What you will do:
The lines you return must be all those in the data that hold the string "Anklagen".

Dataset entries
══════════
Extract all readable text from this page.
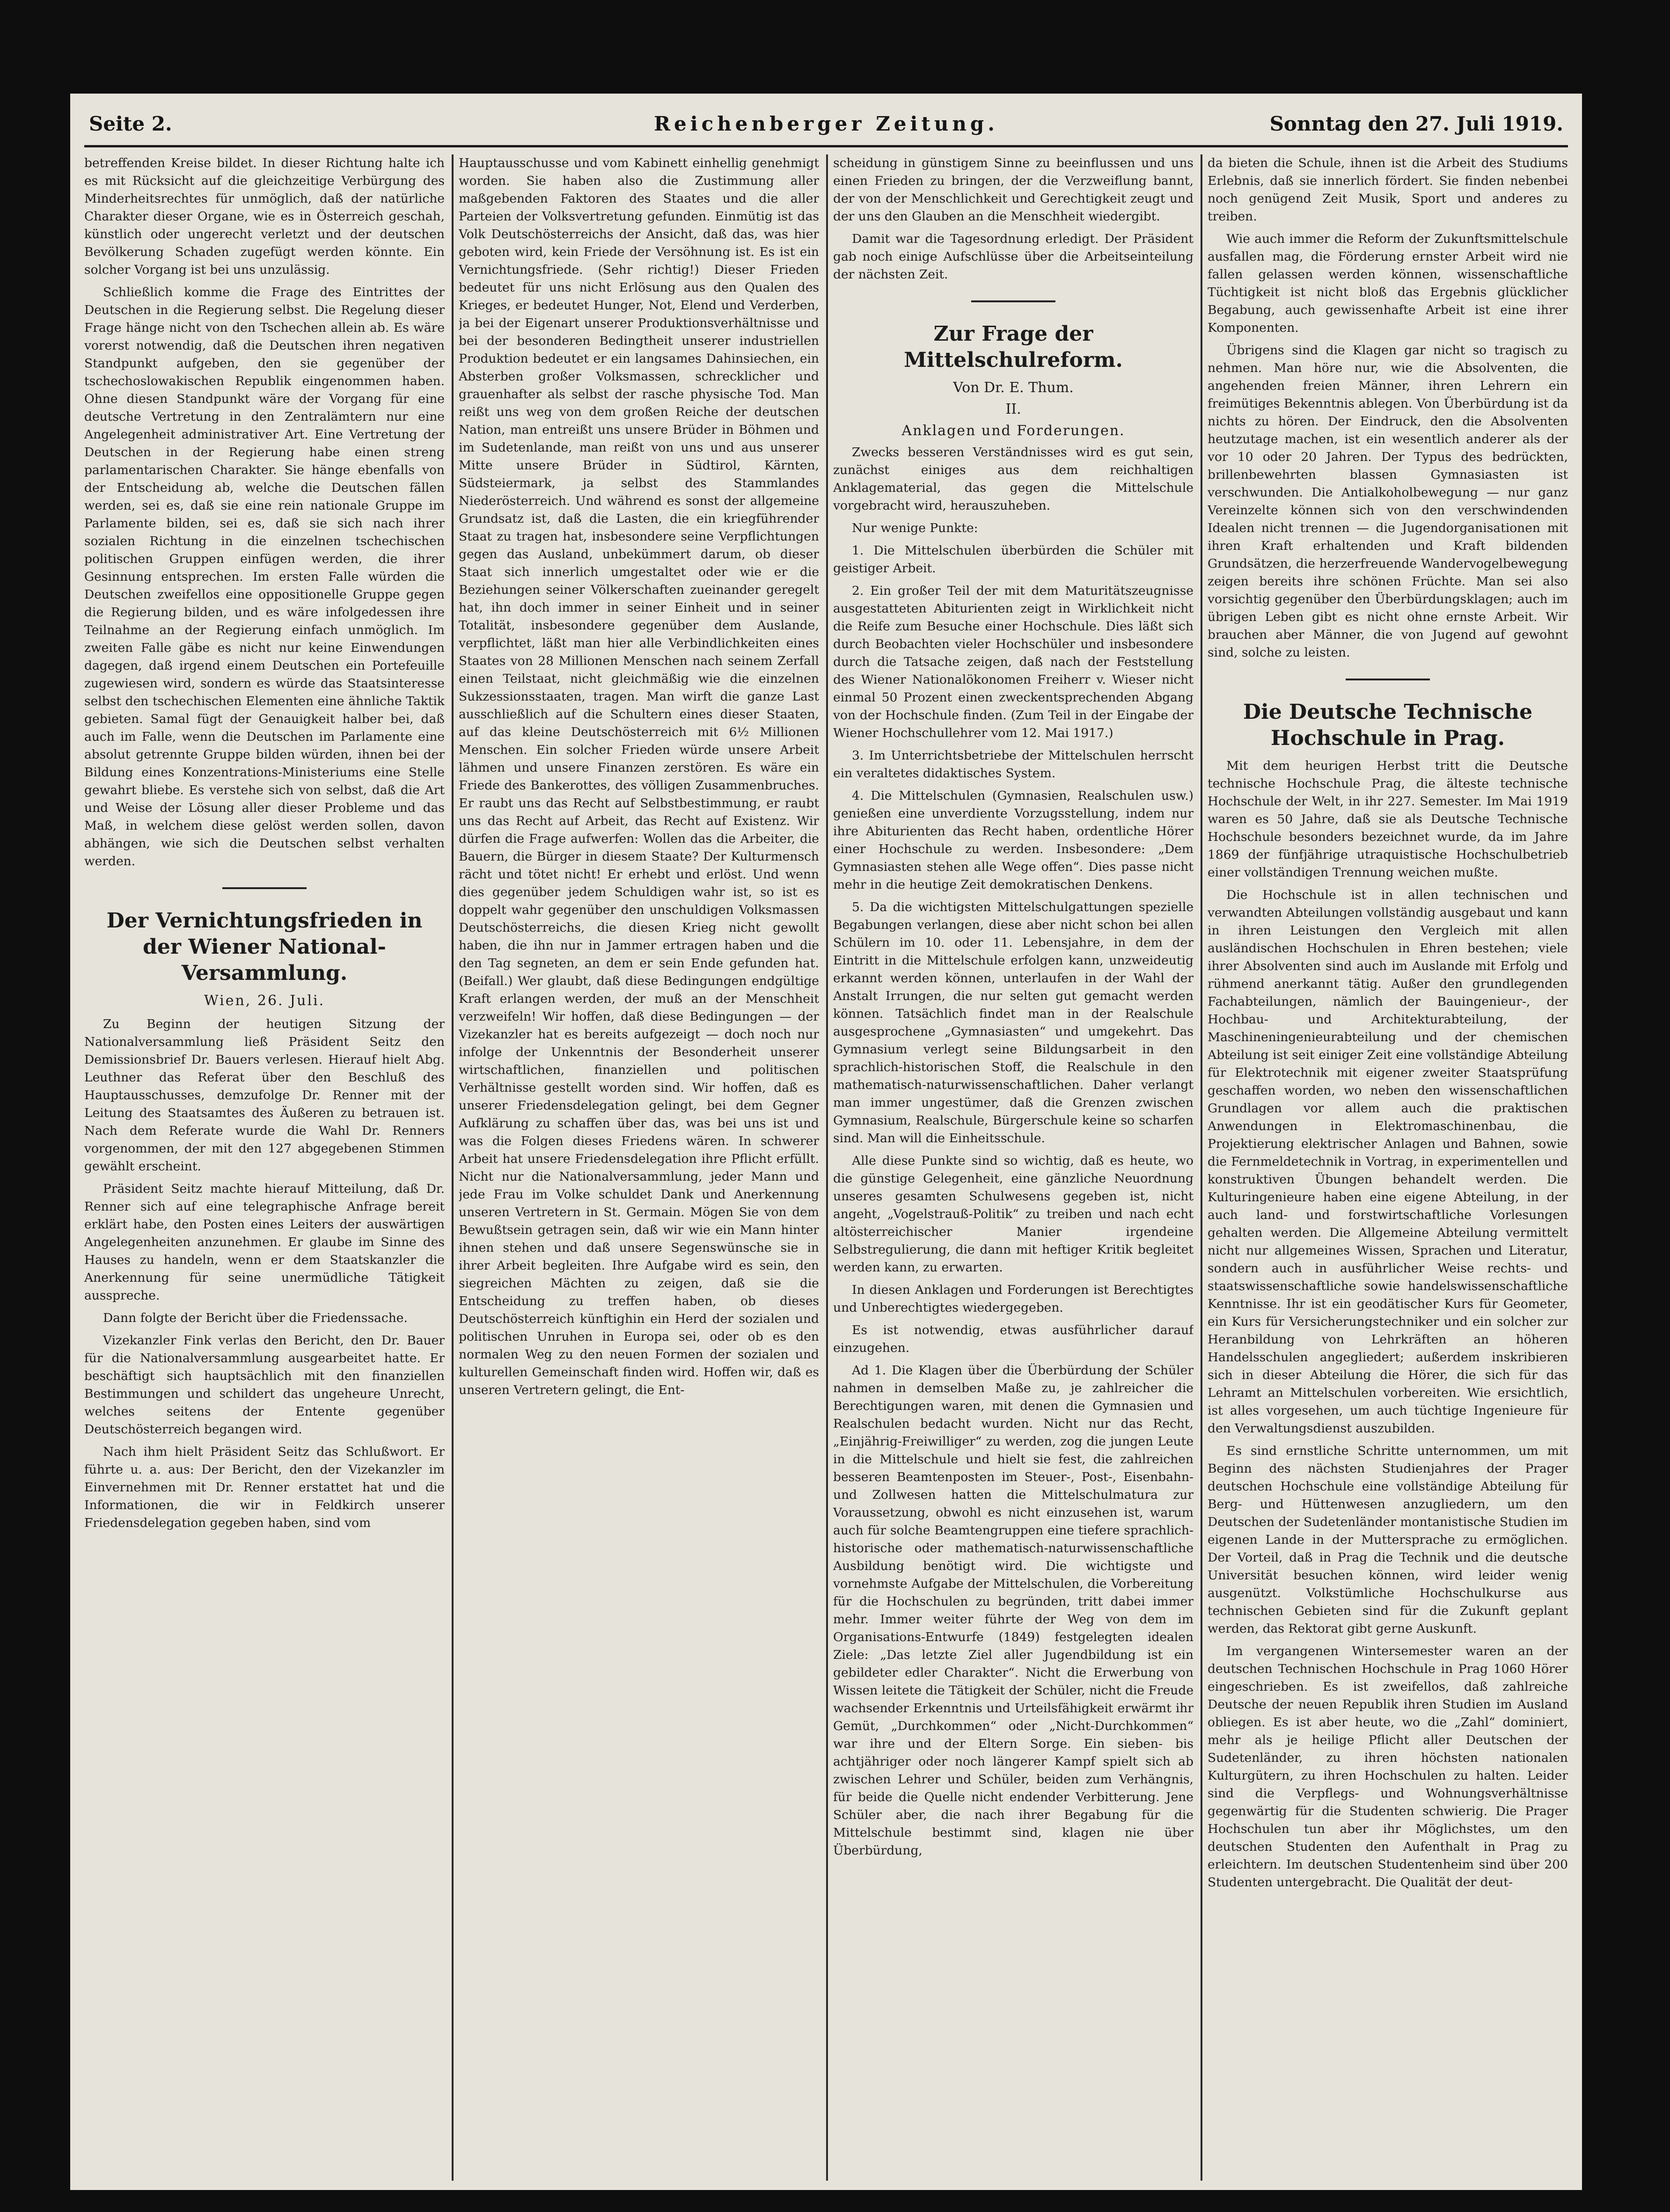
Seite 2.	Reichenberger Zeitung.	Sonntag den 27. Juli 1919.

betreffenden Kreise bildet. In dieser Richtung halte ich es mit Rücksicht auf die gleichzeitige Verbürgung des Minderheitsrechtes für unmöglich, daß der natürliche Charakter dieser Organe, wie es in Österreich geschah, künstlich oder ungerecht verletzt und der deutschen Bevölkerung Schaden zugefügt werden könnte. Ein solcher Vorgang ist bei uns unzulässig.

Schließlich komme die Frage des Eintrittes der Deutschen in die Regierung selbst. Die Regelung dieser Frage hänge nicht von den Tschechen allein ab. Es wäre vorerst notwendig, daß die Deutschen ihren negativen Standpunkt aufgeben, den sie gegenüber der tschechoslowakischen Republik eingenommen haben. Ohne diesen Standpunkt wäre der Vorgang für eine deutsche Vertretung in den Zentralämtern nur eine Angelegenheit administrativer Art. Eine Vertretung der Deutschen in der Regierung habe einen streng parlamentarischen Charakter. Sie hänge ebenfalls von der Entscheidung ab, welche die Deutschen fällen werden, sei es, daß sie eine rein nationale Gruppe im Parlamente bilden, sei es, daß sie sich nach ihrer sozialen Richtung in die einzelnen tschechischen politischen Gruppen einfügen werden, die ihrer Gesinnung entsprechen. Im ersten Falle würden die Deutschen zweifellos eine oppositionelle Gruppe gegen die Regierung bilden, und es wäre infolgedessen ihre Teilnahme an der Regierung einfach unmöglich. Im zweiten Falle gäbe es nicht nur keine Einwendungen dagegen, daß irgend einem Deutschen ein Portefeuille zugewiesen wird, sondern es würde das Staatsinteresse selbst den tschechischen Elementen eine ähnliche Taktik gebieten. Samal fügt der Genauigkeit halber bei, daß auch im Falle, wenn die Deutschen im Parlamente eine absolut getrennte Gruppe bilden würden, ihnen bei der Bildung eines Konzentrations-Ministeriums eine Stelle gewahrt bliebe. Es verstehe sich von selbst, daß die Art und Weise der Lösung aller dieser Probleme und das Maß, in welchem diese gelöst werden sollen, davon abhängen, wie sich die Deutschen selbst verhalten werden.

Der Vernichtungsfrieden in der Wiener National-Versammlung.
Wien, 26. Juli.

Zu Beginn der heutigen Sitzung der Nationalversammlung ließ Präsident Seitz den Demissionsbrief Dr. Bauers verlesen. Hierauf hielt Abg. Leuthner das Referat über den Beschluß des Hauptausschusses, demzufolge Dr. Renner mit der Leitung des Staatsamtes des Äußeren zu betrauen ist. Nach dem Referate wurde die Wahl Dr. Renners vorgenommen, der mit den 127 abgegebenen Stimmen gewählt erscheint.

Präsident Seitz machte hierauf Mitteilung, daß Dr. Renner sich auf eine telegraphische Anfrage bereit erklärt habe, den Posten eines Leiters der auswärtigen Angelegenheiten anzunehmen. Er glaube im Sinne des Hauses zu handeln, wenn er dem Staatskanzler die Anerkennung für seine unermüdliche Tätigkeit ausspreche.

Dann folgte der Bericht über die Friedenssache.

Vizekanzler Fink verlas den Bericht, den Dr. Bauer für die Nationalversammlung ausgearbeitet hatte. Er beschäftigt sich hauptsächlich mit den finanziellen Bestimmungen und schildert das ungeheure Unrecht, welches seitens der Entente gegenüber Deutschösterreich begangen wird.

Nach ihm hielt Präsident Seitz das Schlußwort. Er führte u. a. aus: Der Bericht, den der Vizekanzler im Einvernehmen mit Dr. Renner erstattet hat und die Informationen, die wir in Feldkirch unserer Friedensdelegation gegeben haben, sind vom

Hauptausschusse und vom Kabinett einhellig genehmigt worden. Sie haben also die Zustimmung aller maßgebenden Faktoren des Staates und die aller Parteien der Volksvertretung gefunden. Einmütig ist das Volk Deutschösterreichs der Ansicht, daß das, was hier geboten wird, kein Friede der Versöhnung ist. Es ist ein Vernichtungsfriede. (Sehr richtig!) Dieser Frieden bedeutet für uns nicht Erlösung aus den Qualen des Krieges, er bedeutet Hunger, Not, Elend und Verderben, ja bei der Eigenart unserer Produktionsverhältnisse und bei der besonderen Bedingtheit unserer industriellen Produktion bedeutet er ein langsames Dahinsiechen, ein Absterben großer Volksmassen, schrecklicher und grauenhafter als selbst der rasche physische Tod. Man reißt uns weg von dem großen Reiche der deutschen Nation, man entreißt uns unsere Brüder in Böhmen und im Sudetenlande, man reißt von uns und aus unserer Mitte unsere Brüder in Südtirol, Kärnten, Südsteiermark, ja selbst des Stammlandes Niederösterreich. Und während es sonst der allgemeine Grundsatz ist, daß die Lasten, die ein kriegführender Staat zu tragen hat, insbesondere seine Verpflichtungen gegen das Ausland, unbekümmert darum, ob dieser Staat sich innerlich umgestaltet oder wie er die Beziehungen seiner Völkerschaften zueinander geregelt hat, ihn doch immer in seiner Einheit und in seiner Totalität, insbesondere gegenüber dem Auslande, verpflichtet, läßt man hier alle Verbindlichkeiten eines Staates von 28 Millionen Menschen nach seinem Zerfall einen Teilstaat, nicht gleichmäßig wie die einzelnen Sukzessionsstaaten, tragen. Man wirft die ganze Last ausschließlich auf die Schultern eines dieser Staaten, auf das kleine Deutschösterreich mit 6½ Millionen Menschen. Ein solcher Frieden würde unsere Arbeit lähmen und unsere Finanzen zerstören. Es wäre ein Friede des Bankerottes, des völligen Zusammenbruches. Er raubt uns das Recht auf Selbstbestimmung, er raubt uns das Recht auf Arbeit, das Recht auf Existenz. Wir dürfen die Frage aufwerfen: Wollen das die Arbeiter, die Bauern, die Bürger in diesem Staate? Der Kulturmensch rächt und tötet nicht! Er erhebt und erlöst. Und wenn dies gegenüber jedem Schuldigen wahr ist, so ist es doppelt wahr gegenüber den unschuldigen Volksmassen Deutschösterreichs, die diesen Krieg nicht gewollt haben, die ihn nur in Jammer ertragen haben und die den Tag segneten, an dem er sein Ende gefunden hat. (Beifall.) Wer glaubt, daß diese Bedingungen endgültige Kraft erlangen werden, der muß an der Menschheit verzweifeln! Wir hoffen, daß diese Bedingungen — der Vizekanzler hat es bereits aufgezeigt — doch noch nur infolge der Unkenntnis der Besonderheit unserer wirtschaftlichen, finanziellen und politischen Verhältnisse gestellt worden sind. Wir hoffen, daß es unserer Friedensdelegation gelingt, bei dem Gegner Aufklärung zu schaffen über das, was bei uns ist und was die Folgen dieses Friedens wären. In schwerer Arbeit hat unsere Friedensdelegation ihre Pflicht erfüllt. Nicht nur die Nationalversammlung, jeder Mann und jede Frau im Volke schuldet Dank und Anerkennung unseren Vertretern in St. Germain. Mögen Sie von dem Bewußtsein getragen sein, daß wir wie ein Mann hinter ihnen stehen und daß unsere Segenswünsche sie in ihrer Arbeit begleiten. Ihre Aufgabe wird es sein, den siegreichen Mächten zu zeigen, daß sie die Entscheidung zu treffen haben, ob dieses Deutschösterreich künftighin ein Herd der sozialen und politischen Unruhen in Europa sei, oder ob es den normalen Weg zu den neuen Formen der sozialen und kulturellen Gemeinschaft finden wird. Hoffen wir, daß es unseren Vertretern gelingt, die Ent-

scheidung in günstigem Sinne zu beeinflussen und uns einen Frieden zu bringen, der die Verzweiflung bannt, der von der Menschlichkeit und Gerechtigkeit zeugt und der uns den Glauben an die Menschheit wiedergibt.

Damit war die Tagesordnung erledigt. Der Präsident gab noch einige Aufschlüsse über die Arbeitseinteilung der nächsten Zeit.

Zur Frage der Mittelschulreform.
Von Dr. E. Thum.
II.
Anklagen und Forderungen.

Zwecks besseren Verständnisses wird es gut sein, zunächst einiges aus dem reichhaltigen Anklagematerial, das gegen die Mittelschule vorgebracht wird, herauszuheben.

Nur wenige Punkte:

1. Die Mittelschulen überbürden die Schüler mit geistiger Arbeit.

2. Ein großer Teil der mit dem Maturitätszeugnisse ausgestatteten Abiturienten zeigt in Wirklichkeit nicht die Reife zum Besuche einer Hochschule. Dies läßt sich durch Beobachten vieler Hochschüler und insbesondere durch die Tatsache zeigen, daß nach der Feststellung des Wiener Nationalökonomen Freiherr v. Wieser nicht einmal 50 Prozent einen zweckentsprechenden Abgang von der Hochschule finden. (Zum Teil in der Eingabe der Wiener Hochschullehrer vom 12. Mai 1917.)

3. Im Unterrichtsbetriebe der Mittelschulen herrscht ein veraltetes didaktisches System.

4. Die Mittelschulen (Gymnasien, Realschulen usw.) genießen eine unverdiente Vorzugsstellung, indem nur ihre Abiturienten das Recht haben, ordentliche Hörer einer Hochschule zu werden. Insbesondere: „Dem Gymnasiasten stehen alle Wege offen“. Dies passe nicht mehr in die heutige Zeit demokratischen Denkens.

5. Da die wichtigsten Mittelschulgattungen spezielle Begabungen verlangen, diese aber nicht schon bei allen Schülern im 10. oder 11. Lebensjahre, in dem der Eintritt in die Mittelschule erfolgen kann, unzweideutig erkannt werden können, unterlaufen in der Wahl der Anstalt Irrungen, die nur selten gut gemacht werden können. Tatsächlich findet man in der Realschule ausgesprochene „Gymnasiasten“ und umgekehrt. Das Gymnasium verlegt seine Bildungsarbeit in den sprachlich-historischen Stoff, die Realschule in den mathematisch-naturwissenschaftlichen. Daher verlangt man immer ungestümer, daß die Grenzen zwischen Gymnasium, Realschule, Bürgerschule keine so scharfen sind. Man will die Einheitsschule.

Alle diese Punkte sind so wichtig, daß es heute, wo die günstige Gelegenheit, eine gänzliche Neuordnung unseres gesamten Schulwesens gegeben ist, nicht angeht, „Vogelstrauß-Politik“ zu treiben und nach echt altösterreichischer Manier irgendeine Selbstregulierung, die dann mit heftiger Kritik begleitet werden kann, zu erwarten.

In diesen Anklagen und Forderungen ist Berechtigtes und Unberechtigtes wiedergegeben.

Es ist notwendig, etwas ausführlicher darauf einzugehen.

Ad 1. Die Klagen über die Überbürdung der Schüler nahmen in demselben Maße zu, je zahlreicher die Berechtigungen waren, mit denen die Gymnasien und Realschulen bedacht wurden. Nicht nur das Recht, „Einjährig-Freiwilliger“ zu werden, zog die jungen Leute in die Mittelschule und hielt sie fest, die zahlreichen besseren Beamtenposten im Steuer-, Post-, Eisenbahn- und Zollwesen hatten die Mittelschulmatura zur Voraussetzung, obwohl es nicht einzusehen ist, warum auch für solche Beamtengruppen eine tiefere sprachlich-historische oder mathematisch-naturwissenschaftliche Ausbildung benötigt wird. Die wichtigste und vornehmste Aufgabe der Mittelschulen, die Vorbereitung für die Hochschulen zu begründen, tritt dabei immer mehr. Immer weiter führte der Weg von dem im Organisations-Entwurfe (1849) festgelegten idealen Ziele: „Das letzte Ziel aller Jugendbildung ist ein gebildeter edler Charakter“. Nicht die Erwerbung von Wissen leitete die Tätigkeit der Schüler, nicht die Freude wachsender Erkenntnis und Urteilsfähigkeit erwärmt ihr Gemüt, „Durchkommen“ oder „Nicht-Durchkommen“ war ihre und der Eltern Sorge. Ein sieben- bis achtjähriger oder noch längerer Kampf spielt sich ab zwischen Lehrer und Schüler, beiden zum Verhängnis, für beide die Quelle nicht endender Verbitterung. Jene Schüler aber, die nach ihrer Begabung für die Mittelschule bestimmt sind, klagen nie über Überbürdung,

da bieten die Schule, ihnen ist die Arbeit des Studiums Erlebnis, daß sie innerlich fördert. Sie finden nebenbei noch genügend Zeit Musik, Sport und anderes zu treiben.

Wie auch immer die Reform der Zukunftsmittelschule ausfallen mag, die Förderung ernster Arbeit wird nie fallen gelassen werden können, wissenschaftliche Tüchtigkeit ist nicht bloß das Ergebnis glücklicher Begabung, auch gewissenhafte Arbeit ist eine ihrer Komponenten.

Übrigens sind die Klagen gar nicht so tragisch zu nehmen. Man höre nur, wie die Absolventen, die angehenden freien Männer, ihren Lehrern ein freimütiges Bekenntnis ablegen. Von Überbürdung ist da nichts zu hören. Der Eindruck, den die Absolventen heutzutage machen, ist ein wesentlich anderer als der vor 10 oder 20 Jahren. Der Typus des bedrückten, brillenbewehrten blassen Gymnasiasten ist verschwunden. Die Antialkoholbewegung — nur ganz Vereinzelte können sich von den verschwindenden Idealen nicht trennen — die Jugendorganisationen mit ihren Kraft erhaltenden und Kraft bildenden Grundsätzen, die herzerfreuende Wandervogelbewegung zeigen bereits ihre schönen Früchte. Man sei also vorsichtig gegenüber den Überbürdungsklagen; auch im übrigen Leben gibt es nicht ohne ernste Arbeit. Wir brauchen aber Männer, die von Jugend auf gewohnt sind, solche zu leisten.

Die Deutsche Technische Hochschule in Prag.

Mit dem heurigen Herbst tritt die Deutsche technische Hochschule Prag, die älteste technische Hochschule der Welt, in ihr 227. Semester. Im Mai 1919 waren es 50 Jahre, daß sie als Deutsche Technische Hochschule besonders bezeichnet wurde, da im Jahre 1869 der fünfjährige utraquistische Hochschulbetrieb einer vollständigen Trennung weichen mußte.

Die Hochschule ist in allen technischen und verwandten Abteilungen vollständig ausgebaut und kann in ihren Leistungen den Vergleich mit allen ausländischen Hochschulen in Ehren bestehen; viele ihrer Absolventen sind auch im Auslande mit Erfolg und rühmend anerkannt tätig. Außer den grundlegenden Fachabteilungen, nämlich der Bauingenieur-, der Hochbau- und Architekturabteilung, der Maschineningenieurabteilung und der chemischen Abteilung ist seit einiger Zeit eine vollständige Abteilung für Elektrotechnik mit eigener zweiter Staatsprüfung geschaffen worden, wo neben den wissenschaftlichen Grundlagen vor allem auch die praktischen Anwendungen in Elektromaschinenbau, die Projektierung elektrischer Anlagen und Bahnen, sowie die Fernmeldetechnik in Vortrag, in experimentellen und konstruktiven Übungen behandelt werden. Die Kulturingenieure haben eine eigene Abteilung, in der auch land- und forstwirtschaftliche Vorlesungen gehalten werden. Die Allgemeine Abteilung vermittelt nicht nur allgemeines Wissen, Sprachen und Literatur, sondern auch in ausführlicher Weise rechts- und staatswissenschaftliche sowie handelswissenschaftliche Kenntnisse. Ihr ist ein geodätischer Kurs für Geometer, ein Kurs für Versicherungstechniker und ein solcher zur Heranbildung von Lehrkräften an höheren Handelsschulen angegliedert; außerdem inskribieren sich in dieser Abteilung die Hörer, die sich für das Lehramt an Mittelschulen vorbereiten. Wie ersichtlich, ist alles vorgesehen, um auch tüchtige Ingenieure für den Verwaltungsdienst auszubilden.

Es sind ernstliche Schritte unternommen, um mit Beginn des nächsten Studienjahres der Prager deutschen Hochschule eine vollständige Abteilung für Berg- und Hüttenwesen anzugliedern, um den Deutschen der Sudetenländer montanistische Studien im eigenen Lande in der Muttersprache zu ermöglichen. Der Vorteil, daß in Prag die Technik und die deutsche Universität besuchen können, wird leider wenig ausgenützt. Volkstümliche Hochschulkurse aus technischen Gebieten sind für die Zukunft geplant werden, das Rektorat gibt gerne Auskunft.

Im vergangenen Wintersemester waren an der deutschen Technischen Hochschule in Prag 1060 Hörer eingeschrieben. Es ist zweifellos, daß zahlreiche Deutsche der neuen Republik ihren Studien im Ausland obliegen. Es ist aber heute, wo die „Zahl“ dominiert, mehr als je heilige Pflicht aller Deutschen der Sudetenländer, zu ihren höchsten nationalen Kulturgütern, zu ihren Hochschulen zu halten. Leider sind die Verpflegs- und Wohnungsverhältnisse gegenwärtig für die Studenten schwierig. Die Prager Hochschulen tun aber ihr Möglichstes, um den deutschen Studenten den Aufenthalt in Prag zu erleichtern. Im deutschen Studentenheim sind über 200 Studenten untergebracht. Die Qualität der deut-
══════════
Task answer:
Anklagen und Forderungen.
In diesen Anklagen und Forderungen ist Berechtigtes und Unberechtigtes wiedergegeben.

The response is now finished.